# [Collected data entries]
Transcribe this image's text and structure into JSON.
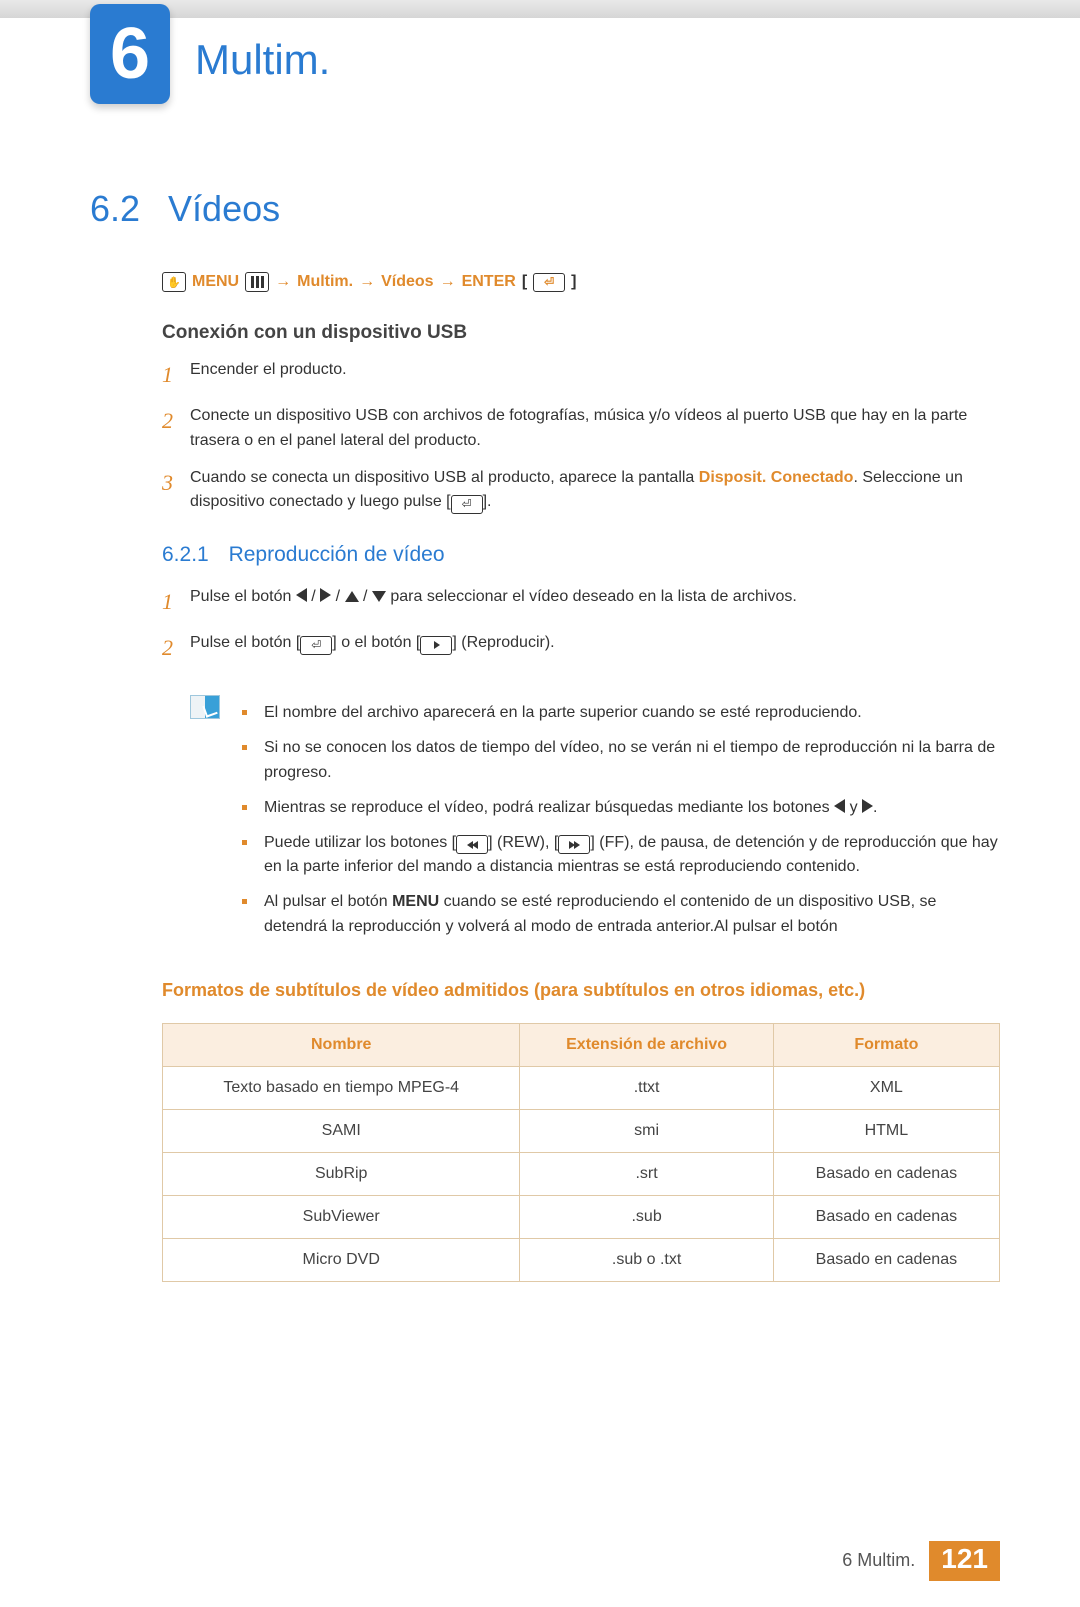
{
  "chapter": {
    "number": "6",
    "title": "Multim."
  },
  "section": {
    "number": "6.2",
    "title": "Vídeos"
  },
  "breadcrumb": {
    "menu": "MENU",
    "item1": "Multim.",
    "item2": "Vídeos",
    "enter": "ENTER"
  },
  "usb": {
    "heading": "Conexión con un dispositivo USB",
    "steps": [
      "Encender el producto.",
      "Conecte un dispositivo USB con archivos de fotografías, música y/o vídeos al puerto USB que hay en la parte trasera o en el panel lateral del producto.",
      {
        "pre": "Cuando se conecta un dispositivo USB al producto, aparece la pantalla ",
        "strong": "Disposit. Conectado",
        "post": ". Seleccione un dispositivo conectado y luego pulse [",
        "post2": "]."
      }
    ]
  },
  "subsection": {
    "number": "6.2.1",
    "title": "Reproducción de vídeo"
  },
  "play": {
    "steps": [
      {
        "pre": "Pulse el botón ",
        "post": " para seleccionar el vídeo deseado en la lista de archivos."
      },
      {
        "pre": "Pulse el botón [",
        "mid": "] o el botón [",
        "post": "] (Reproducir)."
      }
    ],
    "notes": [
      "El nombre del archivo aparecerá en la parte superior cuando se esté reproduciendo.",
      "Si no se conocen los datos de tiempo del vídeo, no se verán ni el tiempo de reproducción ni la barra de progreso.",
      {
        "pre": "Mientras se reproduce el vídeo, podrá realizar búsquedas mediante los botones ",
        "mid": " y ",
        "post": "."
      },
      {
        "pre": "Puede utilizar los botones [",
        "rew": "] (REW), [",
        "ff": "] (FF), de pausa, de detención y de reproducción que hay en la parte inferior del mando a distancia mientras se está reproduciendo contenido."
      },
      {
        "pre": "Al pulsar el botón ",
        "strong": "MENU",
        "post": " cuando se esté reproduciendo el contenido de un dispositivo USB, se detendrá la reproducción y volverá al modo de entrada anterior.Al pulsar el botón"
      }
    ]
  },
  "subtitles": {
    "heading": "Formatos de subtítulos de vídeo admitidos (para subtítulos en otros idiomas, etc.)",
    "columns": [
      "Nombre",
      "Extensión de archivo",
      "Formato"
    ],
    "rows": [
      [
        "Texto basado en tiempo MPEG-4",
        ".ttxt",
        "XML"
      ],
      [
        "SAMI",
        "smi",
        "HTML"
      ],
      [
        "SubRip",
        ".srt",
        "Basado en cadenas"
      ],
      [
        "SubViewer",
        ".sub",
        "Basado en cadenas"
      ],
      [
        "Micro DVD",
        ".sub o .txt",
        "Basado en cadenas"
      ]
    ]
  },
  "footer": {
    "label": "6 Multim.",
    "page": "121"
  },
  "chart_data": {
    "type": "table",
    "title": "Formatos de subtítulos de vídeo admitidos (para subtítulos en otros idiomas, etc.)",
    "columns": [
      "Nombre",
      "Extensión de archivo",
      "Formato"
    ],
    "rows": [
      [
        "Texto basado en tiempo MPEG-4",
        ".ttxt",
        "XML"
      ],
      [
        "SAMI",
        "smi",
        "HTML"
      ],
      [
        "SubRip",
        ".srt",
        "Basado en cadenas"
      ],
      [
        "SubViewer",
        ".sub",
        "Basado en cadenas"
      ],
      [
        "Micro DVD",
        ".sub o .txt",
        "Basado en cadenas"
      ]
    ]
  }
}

# [Task instructions]
Give only the number of lines in the entries above that contain the string "dispositivo".

# [Task result]
5